Start

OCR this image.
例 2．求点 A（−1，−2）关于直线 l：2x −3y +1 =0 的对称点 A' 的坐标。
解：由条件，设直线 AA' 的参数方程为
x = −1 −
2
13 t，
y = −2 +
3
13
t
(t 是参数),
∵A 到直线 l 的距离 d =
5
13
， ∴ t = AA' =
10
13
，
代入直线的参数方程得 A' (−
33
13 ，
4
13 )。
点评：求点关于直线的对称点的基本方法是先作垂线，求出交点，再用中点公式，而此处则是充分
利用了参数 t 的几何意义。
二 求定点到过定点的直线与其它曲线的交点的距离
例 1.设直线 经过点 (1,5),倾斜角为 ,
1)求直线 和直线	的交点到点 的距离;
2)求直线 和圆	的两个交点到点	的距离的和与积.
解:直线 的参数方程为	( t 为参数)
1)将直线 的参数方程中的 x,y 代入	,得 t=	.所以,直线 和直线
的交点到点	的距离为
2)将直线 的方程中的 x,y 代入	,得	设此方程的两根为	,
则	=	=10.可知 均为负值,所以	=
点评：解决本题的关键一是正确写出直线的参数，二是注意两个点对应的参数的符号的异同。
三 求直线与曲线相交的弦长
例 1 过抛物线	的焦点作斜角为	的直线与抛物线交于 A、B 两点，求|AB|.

End

## Task requirements
All of the entries above need to be reproduced exactly.

## Answer for this exercise
OCR this image.
例 2．求点 A（−1，−2）关于直线 l：2x −3y +1 =0 的对称点 A' 的坐标。
解：由条件，设直线 AA' 的参数方程为
x = −1 −
2
13 t，
y = −2 +
3
13
t
(t 是参数),
∵A 到直线 l 的距离 d =
5
13
， ∴ t = AA' =
10
13
，
代入直线的参数方程得 A' (−
33
13 ，
4
13 )。
点评：求点关于直线的对称点的基本方法是先作垂线，求出交点，再用中点公式，而此处则是充分
利用了参数 t 的几何意义。
二 求定点到过定点的直线与其它曲线的交点的距离
例 1.设直线 经过点 (1,5),倾斜角为 ,
1)求直线 和直线	的交点到点 的距离;
2)求直线 和圆	的两个交点到点	的距离的和与积.
解:直线 的参数方程为	( t 为参数)
1)将直线 的参数方程中的 x,y 代入	,得 t=	.所以,直线 和直线
的交点到点	的距离为
2)将直线 的方程中的 x,y 代入	,得	设此方程的两根为	,
则	=	=10.可知 均为负值,所以	=
点评：解决本题的关键一是正确写出直线的参数，二是注意两个点对应的参数的符号的异同。
三 求直线与曲线相交的弦长
例 1 过抛物线	的焦点作斜角为	的直线与抛物线交于 A、B 两点，求|AB|.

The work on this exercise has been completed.